◆ **Required work**
Repeat all of the records verbatim.

◆ **Material supplied**
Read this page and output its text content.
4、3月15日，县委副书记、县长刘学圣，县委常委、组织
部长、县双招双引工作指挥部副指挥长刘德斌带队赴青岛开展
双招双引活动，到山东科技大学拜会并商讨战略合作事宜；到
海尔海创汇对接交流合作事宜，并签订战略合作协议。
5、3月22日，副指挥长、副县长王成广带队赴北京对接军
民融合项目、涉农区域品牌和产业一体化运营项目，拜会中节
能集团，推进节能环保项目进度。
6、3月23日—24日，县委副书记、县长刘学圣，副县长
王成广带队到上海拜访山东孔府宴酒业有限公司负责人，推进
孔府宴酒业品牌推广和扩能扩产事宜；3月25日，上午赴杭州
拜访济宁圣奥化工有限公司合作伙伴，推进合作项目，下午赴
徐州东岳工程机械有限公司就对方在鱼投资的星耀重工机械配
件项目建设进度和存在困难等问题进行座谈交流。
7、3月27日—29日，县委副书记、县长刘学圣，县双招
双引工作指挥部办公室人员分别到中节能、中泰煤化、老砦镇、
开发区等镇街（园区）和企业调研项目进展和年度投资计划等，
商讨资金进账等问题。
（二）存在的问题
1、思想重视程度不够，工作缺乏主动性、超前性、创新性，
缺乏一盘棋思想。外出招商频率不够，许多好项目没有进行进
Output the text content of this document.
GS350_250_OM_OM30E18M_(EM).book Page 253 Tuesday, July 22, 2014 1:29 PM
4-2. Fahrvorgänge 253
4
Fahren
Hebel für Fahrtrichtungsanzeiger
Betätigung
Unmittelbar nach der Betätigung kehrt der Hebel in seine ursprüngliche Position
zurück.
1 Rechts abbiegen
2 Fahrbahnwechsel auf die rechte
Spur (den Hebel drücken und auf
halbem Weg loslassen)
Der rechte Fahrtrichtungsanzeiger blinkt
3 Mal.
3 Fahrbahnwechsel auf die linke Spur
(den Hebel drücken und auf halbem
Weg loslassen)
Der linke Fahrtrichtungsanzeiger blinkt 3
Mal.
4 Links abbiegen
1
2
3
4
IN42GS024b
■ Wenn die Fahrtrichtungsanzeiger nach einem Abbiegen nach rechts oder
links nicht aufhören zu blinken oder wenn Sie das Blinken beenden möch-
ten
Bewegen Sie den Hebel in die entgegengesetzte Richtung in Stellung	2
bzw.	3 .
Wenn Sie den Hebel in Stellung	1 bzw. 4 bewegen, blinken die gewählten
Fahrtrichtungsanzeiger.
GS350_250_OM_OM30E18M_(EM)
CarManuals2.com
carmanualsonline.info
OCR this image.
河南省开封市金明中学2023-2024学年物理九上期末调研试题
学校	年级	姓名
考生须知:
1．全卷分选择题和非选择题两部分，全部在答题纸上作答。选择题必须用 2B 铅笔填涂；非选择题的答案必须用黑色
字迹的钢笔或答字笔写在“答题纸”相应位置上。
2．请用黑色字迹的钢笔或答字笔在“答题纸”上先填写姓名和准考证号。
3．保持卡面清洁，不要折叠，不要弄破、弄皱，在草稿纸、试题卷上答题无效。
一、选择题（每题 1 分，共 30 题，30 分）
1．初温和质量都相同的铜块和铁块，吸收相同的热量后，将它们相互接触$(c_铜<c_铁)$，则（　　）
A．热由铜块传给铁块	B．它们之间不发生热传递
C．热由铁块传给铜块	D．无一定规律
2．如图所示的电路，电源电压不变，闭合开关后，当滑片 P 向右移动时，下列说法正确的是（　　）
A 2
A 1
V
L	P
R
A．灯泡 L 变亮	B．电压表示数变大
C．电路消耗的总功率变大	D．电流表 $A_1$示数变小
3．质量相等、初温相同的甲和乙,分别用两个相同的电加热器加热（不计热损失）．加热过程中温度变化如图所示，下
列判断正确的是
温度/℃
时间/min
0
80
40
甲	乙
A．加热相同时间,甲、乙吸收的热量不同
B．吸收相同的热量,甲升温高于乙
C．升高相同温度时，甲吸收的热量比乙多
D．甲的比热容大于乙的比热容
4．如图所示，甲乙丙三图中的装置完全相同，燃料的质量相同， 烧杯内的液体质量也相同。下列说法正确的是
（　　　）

◆ **Correct response**
Read this page and output its text content.
4、3月15日，县委副书记、县长刘学圣，县委常委、组织
部长、县双招双引工作指挥部副指挥长刘德斌带队赴青岛开展
双招双引活动，到山东科技大学拜会并商讨战略合作事宜；到
海尔海创汇对接交流合作事宜，并签订战略合作协议。
5、3月22日，副指挥长、副县长王成广带队赴北京对接军
民融合项目、涉农区域品牌和产业一体化运营项目，拜会中节
能集团，推进节能环保项目进度。
6、3月23日—24日，县委副书记、县长刘学圣，副县长
王成广带队到上海拜访山东孔府宴酒业有限公司负责人，推进
孔府宴酒业品牌推广和扩能扩产事宜；3月25日，上午赴杭州
拜访济宁圣奥化工有限公司合作伙伴，推进合作项目，下午赴
徐州东岳工程机械有限公司就对方在鱼投资的星耀重工机械配
件项目建设进度和存在困难等问题进行座谈交流。
7、3月27日—29日，县委副书记、县长刘学圣，县双招
双引工作指挥部办公室人员分别到中节能、中泰煤化、老砦镇、
开发区等镇街（园区）和企业调研项目进展和年度投资计划等，
商讨资金进账等问题。
（二）存在的问题
1、思想重视程度不够，工作缺乏主动性、超前性、创新性，
缺乏一盘棋思想。外出招商频率不够，许多好项目没有进行进
Output the text content of this document.
GS350_250_OM_OM30E18M_(EM).book Page 253 Tuesday, July 22, 2014 1:29 PM
4-2. Fahrvorgänge 253
4
Fahren
Hebel für Fahrtrichtungsanzeiger
Betätigung
Unmittelbar nach der Betätigung kehrt der Hebel in seine ursprüngliche Position
zurück.
1 Rechts abbiegen
2 Fahrbahnwechsel auf die rechte
Spur (den Hebel drücken und auf
halbem Weg loslassen)
Der rechte Fahrtrichtungsanzeiger blinkt
3 Mal.
3 Fahrbahnwechsel auf die linke Spur
(den Hebel drücken und auf halbem
Weg loslassen)
Der linke Fahrtrichtungsanzeiger blinkt 3
Mal.
4 Links abbiegen
1
2
3
4
IN42GS024b
■ Wenn die Fahrtrichtungsanzeiger nach einem Abbiegen nach rechts oder
links nicht aufhören zu blinken oder wenn Sie das Blinken beenden möch-
ten
Bewegen Sie den Hebel in die entgegengesetzte Richtung in Stellung	2
bzw.	3 .
Wenn Sie den Hebel in Stellung	1 bzw. 4 bewegen, blinken die gewählten
Fahrtrichtungsanzeiger.
GS350_250_OM_OM30E18M_(EM)
CarManuals2.com
carmanualsonline.info
OCR this image.
河南省开封市金明中学2023-2024学年物理九上期末调研试题
学校	年级	姓名
考生须知:
1．全卷分选择题和非选择题两部分，全部在答题纸上作答。选择题必须用 2B 铅笔填涂；非选择题的答案必须用黑色
字迹的钢笔或答字笔写在“答题纸”相应位置上。
2．请用黑色字迹的钢笔或答字笔在“答题纸”上先填写姓名和准考证号。
3．保持卡面清洁，不要折叠，不要弄破、弄皱，在草稿纸、试题卷上答题无效。
一、选择题（每题 1 分，共 30 题，30 分）
1．初温和质量都相同的铜块和铁块，吸收相同的热量后，将它们相互接触$(c_铜<c_铁)$，则（　　）
A．热由铜块传给铁块	B．它们之间不发生热传递
C．热由铁块传给铜块	D．无一定规律
2．如图所示的电路，电源电压不变，闭合开关后，当滑片 P 向右移动时，下列说法正确的是（　　）
A 2
A 1
V
L	P
R
A．灯泡 L 变亮	B．电压表示数变大
C．电路消耗的总功率变大	D．电流表 $A_1$示数变小
3．质量相等、初温相同的甲和乙,分别用两个相同的电加热器加热（不计热损失）．加热过程中温度变化如图所示，下
列判断正确的是
温度/℃
时间/min
0
80
40
甲	乙
A．加热相同时间,甲、乙吸收的热量不同
B．吸收相同的热量,甲升温高于乙
C．升高相同温度时，甲吸收的热量比乙多
D．甲的比热容大于乙的比热容
4．如图所示，甲乙丙三图中的装置完全相同，燃料的质量相同， 烧杯内的液体质量也相同。下列说法正确的是
（　　　）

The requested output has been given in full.